• [Given exercise] All of the data must be printed exactly; please include every line.

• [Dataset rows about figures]
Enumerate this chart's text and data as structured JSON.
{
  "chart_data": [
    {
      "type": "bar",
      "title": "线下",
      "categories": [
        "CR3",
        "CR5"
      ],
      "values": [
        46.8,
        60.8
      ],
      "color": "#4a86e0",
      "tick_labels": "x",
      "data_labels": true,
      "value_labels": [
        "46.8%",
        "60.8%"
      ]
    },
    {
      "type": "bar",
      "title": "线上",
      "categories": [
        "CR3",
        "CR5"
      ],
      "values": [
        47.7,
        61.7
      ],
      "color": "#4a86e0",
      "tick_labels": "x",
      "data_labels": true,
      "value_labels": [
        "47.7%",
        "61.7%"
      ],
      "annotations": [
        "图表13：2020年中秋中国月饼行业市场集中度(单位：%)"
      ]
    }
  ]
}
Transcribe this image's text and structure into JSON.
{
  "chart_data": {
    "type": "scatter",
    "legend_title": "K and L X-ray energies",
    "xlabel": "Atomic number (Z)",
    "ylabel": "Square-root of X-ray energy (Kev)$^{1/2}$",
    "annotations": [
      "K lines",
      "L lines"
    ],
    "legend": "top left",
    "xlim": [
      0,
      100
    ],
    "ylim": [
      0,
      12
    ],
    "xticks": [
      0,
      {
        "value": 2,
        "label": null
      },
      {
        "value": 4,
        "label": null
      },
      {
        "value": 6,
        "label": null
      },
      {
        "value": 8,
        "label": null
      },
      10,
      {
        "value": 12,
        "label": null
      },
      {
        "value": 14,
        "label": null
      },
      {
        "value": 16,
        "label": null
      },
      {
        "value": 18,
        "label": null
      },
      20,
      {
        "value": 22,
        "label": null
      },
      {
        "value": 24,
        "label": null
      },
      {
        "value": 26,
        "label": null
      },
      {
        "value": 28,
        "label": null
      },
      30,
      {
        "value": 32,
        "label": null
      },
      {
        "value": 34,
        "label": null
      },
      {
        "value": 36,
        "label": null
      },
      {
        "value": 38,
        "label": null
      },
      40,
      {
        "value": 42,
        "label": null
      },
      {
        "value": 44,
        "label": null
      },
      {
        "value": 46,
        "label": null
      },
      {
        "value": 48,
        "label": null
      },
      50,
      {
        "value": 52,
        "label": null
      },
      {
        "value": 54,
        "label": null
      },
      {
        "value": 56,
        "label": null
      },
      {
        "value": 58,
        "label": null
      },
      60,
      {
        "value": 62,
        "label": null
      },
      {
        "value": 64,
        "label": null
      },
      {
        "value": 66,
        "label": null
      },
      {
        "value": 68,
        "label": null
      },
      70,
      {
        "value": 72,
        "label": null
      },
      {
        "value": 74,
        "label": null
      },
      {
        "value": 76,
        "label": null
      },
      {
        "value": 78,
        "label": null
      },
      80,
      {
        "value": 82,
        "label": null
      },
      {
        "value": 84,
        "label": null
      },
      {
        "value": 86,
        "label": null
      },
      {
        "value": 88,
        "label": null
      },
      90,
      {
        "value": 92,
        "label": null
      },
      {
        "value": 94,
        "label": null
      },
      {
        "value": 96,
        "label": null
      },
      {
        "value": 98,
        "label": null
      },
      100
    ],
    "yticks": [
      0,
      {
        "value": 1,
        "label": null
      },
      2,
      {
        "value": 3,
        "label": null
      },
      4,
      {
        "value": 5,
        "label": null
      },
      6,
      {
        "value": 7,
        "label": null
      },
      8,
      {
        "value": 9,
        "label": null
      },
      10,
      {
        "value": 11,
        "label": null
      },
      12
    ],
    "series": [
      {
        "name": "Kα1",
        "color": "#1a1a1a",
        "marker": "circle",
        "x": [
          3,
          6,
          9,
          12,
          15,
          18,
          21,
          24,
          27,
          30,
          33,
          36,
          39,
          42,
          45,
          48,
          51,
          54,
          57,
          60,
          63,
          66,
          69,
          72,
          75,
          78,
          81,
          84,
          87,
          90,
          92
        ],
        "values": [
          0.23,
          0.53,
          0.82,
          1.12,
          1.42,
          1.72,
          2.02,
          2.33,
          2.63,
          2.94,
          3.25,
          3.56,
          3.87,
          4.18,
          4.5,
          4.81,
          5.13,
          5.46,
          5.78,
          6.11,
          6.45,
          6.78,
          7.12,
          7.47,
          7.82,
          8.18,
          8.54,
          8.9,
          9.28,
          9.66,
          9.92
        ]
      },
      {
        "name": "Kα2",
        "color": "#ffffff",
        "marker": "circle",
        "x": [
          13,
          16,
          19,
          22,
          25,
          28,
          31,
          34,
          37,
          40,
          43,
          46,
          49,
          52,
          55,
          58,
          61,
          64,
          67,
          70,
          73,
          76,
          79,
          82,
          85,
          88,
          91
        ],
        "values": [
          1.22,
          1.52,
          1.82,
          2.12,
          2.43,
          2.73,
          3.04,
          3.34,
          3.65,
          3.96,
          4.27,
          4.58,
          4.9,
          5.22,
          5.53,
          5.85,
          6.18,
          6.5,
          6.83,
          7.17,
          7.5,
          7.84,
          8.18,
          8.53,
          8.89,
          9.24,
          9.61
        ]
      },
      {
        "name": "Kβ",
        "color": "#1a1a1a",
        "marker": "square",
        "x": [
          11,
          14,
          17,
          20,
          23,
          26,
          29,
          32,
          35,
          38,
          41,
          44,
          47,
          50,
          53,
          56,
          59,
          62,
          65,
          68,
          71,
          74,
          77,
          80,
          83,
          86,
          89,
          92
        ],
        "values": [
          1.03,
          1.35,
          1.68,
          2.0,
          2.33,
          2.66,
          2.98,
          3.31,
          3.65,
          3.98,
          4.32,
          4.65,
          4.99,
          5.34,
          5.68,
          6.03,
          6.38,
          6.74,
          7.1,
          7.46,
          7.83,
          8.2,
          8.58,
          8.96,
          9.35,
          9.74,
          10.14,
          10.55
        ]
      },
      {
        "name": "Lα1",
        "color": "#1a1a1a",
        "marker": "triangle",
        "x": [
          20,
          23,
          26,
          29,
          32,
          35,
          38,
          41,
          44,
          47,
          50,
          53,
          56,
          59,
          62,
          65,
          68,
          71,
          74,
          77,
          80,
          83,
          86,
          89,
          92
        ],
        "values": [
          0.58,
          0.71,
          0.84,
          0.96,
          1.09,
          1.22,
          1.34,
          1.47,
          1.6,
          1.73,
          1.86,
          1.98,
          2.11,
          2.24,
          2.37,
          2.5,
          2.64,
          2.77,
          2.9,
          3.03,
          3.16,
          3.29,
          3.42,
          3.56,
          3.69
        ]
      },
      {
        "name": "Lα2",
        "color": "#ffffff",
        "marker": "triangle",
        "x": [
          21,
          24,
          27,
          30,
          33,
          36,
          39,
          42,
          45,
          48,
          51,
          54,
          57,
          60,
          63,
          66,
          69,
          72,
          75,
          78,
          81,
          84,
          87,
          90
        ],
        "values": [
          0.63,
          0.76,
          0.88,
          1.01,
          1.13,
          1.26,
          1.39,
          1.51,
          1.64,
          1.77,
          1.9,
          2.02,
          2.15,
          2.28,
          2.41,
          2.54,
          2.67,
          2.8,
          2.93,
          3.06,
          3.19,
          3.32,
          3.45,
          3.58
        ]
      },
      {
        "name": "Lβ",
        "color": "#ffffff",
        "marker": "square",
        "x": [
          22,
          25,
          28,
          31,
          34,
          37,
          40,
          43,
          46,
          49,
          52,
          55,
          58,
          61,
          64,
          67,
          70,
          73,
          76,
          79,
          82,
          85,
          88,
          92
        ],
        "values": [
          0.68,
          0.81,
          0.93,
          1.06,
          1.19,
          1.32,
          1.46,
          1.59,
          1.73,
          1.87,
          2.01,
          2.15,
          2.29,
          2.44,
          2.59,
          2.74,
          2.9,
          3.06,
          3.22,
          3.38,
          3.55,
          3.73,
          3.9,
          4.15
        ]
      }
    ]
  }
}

• [Response for this exercise]
Enumerate this chart's text and data as structured JSON.
{
  "chart_data": [
    {
      "type": "bar",
      "title": "线下",
      "categories": [
        "CR3",
        "CR5"
      ],
      "values": [
        46.8,
        60.8
      ],
      "color": "#4a86e0",
      "tick_labels": "x",
      "data_labels": true,
      "value_labels": [
        "46.8%",
        "60.8%"
      ]
    },
    {
      "type": "bar",
      "title": "线上",
      "categories": [
        "CR3",
        "CR5"
      ],
      "values": [
        47.7,
        61.7
      ],
      "color": "#4a86e0",
      "tick_labels": "x",
      "data_labels": true,
      "value_labels": [
        "47.7%",
        "61.7%"
      ],
      "annotations": [
        "图表13：2020年中秋中国月饼行业市场集中度(单位：%)"
      ]
    }
  ]
}
Transcribe this image's text and structure into JSON.
{
  "chart_data": {
    "type": "scatter",
    "legend_title": "K and L X-ray energies",
    "xlabel": "Atomic number (Z)",
    "ylabel": "Square-root of X-ray energy (Kev)$^{1/2}$",
    "annotations": [
      "K lines",
      "L lines"
    ],
    "legend": "top left",
    "xlim": [
      0,
      100
    ],
    "ylim": [
      0,
      12
    ],
    "xticks": [
      0,
      {
        "value": 2,
        "label": null
      },
      {
        "value": 4,
        "label": null
      },
      {
        "value": 6,
        "label": null
      },
      {
        "value": 8,
        "label": null
      },
      10,
      {
        "value": 12,
        "label": null
      },
      {
        "value": 14,
        "label": null
      },
      {
        "value": 16,
        "label": null
      },
      {
        "value": 18,
        "label": null
      },
      20,
      {
        "value": 22,
        "label": null
      },
      {
        "value": 24,
        "label": null
      },
      {
        "value": 26,
        "label": null
      },
      {
        "value": 28,
        "label": null
      },
      30,
      {
        "value": 32,
        "label": null
      },
      {
        "value": 34,
        "label": null
      },
      {
        "value": 36,
        "label": null
      },
      {
        "value": 38,
        "label": null
      },
      40,
      {
        "value": 42,
        "label": null
      },
      {
        "value": 44,
        "label": null
      },
      {
        "value": 46,
        "label": null
      },
      {
        "value": 48,
        "label": null
      },
      50,
      {
        "value": 52,
        "label": null
      },
      {
        "value": 54,
        "label": null
      },
      {
        "value": 56,
        "label": null
      },
      {
        "value": 58,
        "label": null
      },
      60,
      {
        "value": 62,
        "label": null
      },
      {
        "value": 64,
        "label": null
      },
      {
        "value": 66,
        "label": null
      },
      {
        "value": 68,
        "label": null
      },
      70,
      {
        "value": 72,
        "label": null
      },
      {
        "value": 74,
        "label": null
      },
      {
        "value": 76,
        "label": null
      },
      {
        "value": 78,
        "label": null
      },
      80,
      {
        "value": 82,
        "label": null
      },
      {
        "value": 84,
        "label": null
      },
      {
        "value": 86,
        "label": null
      },
      {
        "value": 88,
        "label": null
      },
      90,
      {
        "value": 92,
        "label": null
      },
      {
        "value": 94,
        "label": null
      },
      {
        "value": 96,
        "label": null
      },
      {
        "value": 98,
        "label": null
      },
      100
    ],
    "yticks": [
      0,
      {
        "value": 1,
        "label": null
      },
      2,
      {
        "value": 3,
        "label": null
      },
      4,
      {
        "value": 5,
        "label": null
      },
      6,
      {
        "value": 7,
        "label": null
      },
      8,
      {
        "value": 9,
        "label": null
      },
      10,
      {
        "value": 11,
        "label": null
      },
      12
    ],
    "series": [
      {
        "name": "Kα1",
        "color": "#1a1a1a",
        "marker": "circle",
        "x": [
          3,
          6,
          9,
          12,
          15,
          18,
          21,
          24,
          27,
          30,
          33,
          36,
          39,
          42,
          45,
          48,
          51,
          54,
          57,
          60,
          63,
          66,
          69,
          72,
          75,
          78,
          81,
          84,
          87,
          90,
          92
        ],
        "values": [
          0.23,
          0.53,
          0.82,
          1.12,
          1.42,
          1.72,
          2.02,
          2.33,
          2.63,
          2.94,
          3.25,
          3.56,
          3.87,
          4.18,
          4.5,
          4.81,
          5.13,
          5.46,
          5.78,
          6.11,
          6.45,
          6.78,
          7.12,
          7.47,
          7.82,
          8.18,
          8.54,
          8.9,
          9.28,
          9.66,
          9.92
        ]
      },
      {
        "name": "Kα2",
        "color": "#ffffff",
        "marker": "circle",
        "x": [
          13,
          16,
          19,
          22,
          25,
          28,
          31,
          34,
          37,
          40,
          43,
          46,
          49,
          52,
          55,
          58,
          61,
          64,
          67,
          70,
          73,
          76,
          79,
          82,
          85,
          88,
          91
        ],
        "values": [
          1.22,
          1.52,
          1.82,
          2.12,
          2.43,
          2.73,
          3.04,
          3.34,
          3.65,
          3.96,
          4.27,
          4.58,
          4.9,
          5.22,
          5.53,
          5.85,
          6.18,
          6.5,
          6.83,
          7.17,
          7.5,
          7.84,
          8.18,
          8.53,
          8.89,
          9.24,
          9.61
        ]
      },
      {
        "name": "Kβ",
        "color": "#1a1a1a",
        "marker": "square",
        "x": [
          11,
          14,
          17,
          20,
          23,
          26,
          29,
          32,
          35,
          38,
          41,
          44,
          47,
          50,
          53,
          56,
          59,
          62,
          65,
          68,
          71,
          74,
          77,
          80,
          83,
          86,
          89,
          92
        ],
        "values": [
          1.03,
          1.35,
          1.68,
          2.0,
          2.33,
          2.66,
          2.98,
          3.31,
          3.65,
          3.98,
          4.32,
          4.65,
          4.99,
          5.34,
          5.68,
          6.03,
          6.38,
          6.74,
          7.1,
          7.46,
          7.83,
          8.2,
          8.58,
          8.96,
          9.35,
          9.74,
          10.14,
          10.55
        ]
      },
      {
        "name": "Lα1",
        "color": "#1a1a1a",
        "marker": "triangle",
        "x": [
          20,
          23,
          26,
          29,
          32,
          35,
          38,
          41,
          44,
          47,
          50,
          53,
          56,
          59,
          62,
          65,
          68,
          71,
          74,
          77,
          80,
          83,
          86,
          89,
          92
        ],
        "values": [
          0.58,
          0.71,
          0.84,
          0.96,
          1.09,
          1.22,
          1.34,
          1.47,
          1.6,
          1.73,
          1.86,
          1.98,
          2.11,
          2.24,
          2.37,
          2.5,
          2.64,
          2.77,
          2.9,
          3.03,
          3.16,
          3.29,
          3.42,
          3.56,
          3.69
        ]
      },
      {
        "name": "Lα2",
        "color": "#ffffff",
        "marker": "triangle",
        "x": [
          21,
          24,
          27,
          30,
          33,
          36,
          39,
          42,
          45,
          48,
          51,
          54,
          57,
          60,
          63,
          66,
          69,
          72,
          75,
          78,
          81,
          84,
          87,
          90
        ],
        "values": [
          0.63,
          0.76,
          0.88,
          1.01,
          1.13,
          1.26,
          1.39,
          1.51,
          1.64,
          1.77,
          1.9,
          2.02,
          2.15,
          2.28,
          2.41,
          2.54,
          2.67,
          2.8,
          2.93,
          3.06,
          3.19,
          3.32,
          3.45,
          3.58
        ]
      },
      {
        "name": "Lβ",
        "color": "#ffffff",
        "marker": "square",
        "x": [
          22,
          25,
          28,
          31,
          34,
          37,
          40,
          43,
          46,
          49,
          52,
          55,
          58,
          61,
          64,
          67,
          70,
          73,
          76,
          79,
          82,
          85,
          88,
          92
        ],
        "values": [
          0.68,
          0.81,
          0.93,
          1.06,
          1.19,
          1.32,
          1.46,
          1.59,
          1.73,
          1.87,
          2.01,
          2.15,
          2.29,
          2.44,
          2.59,
          2.74,
          2.9,
          3.06,
          3.22,
          3.38,
          3.55,
          3.73,
          3.9,
          4.15
        ]
      }
    ]
  }
}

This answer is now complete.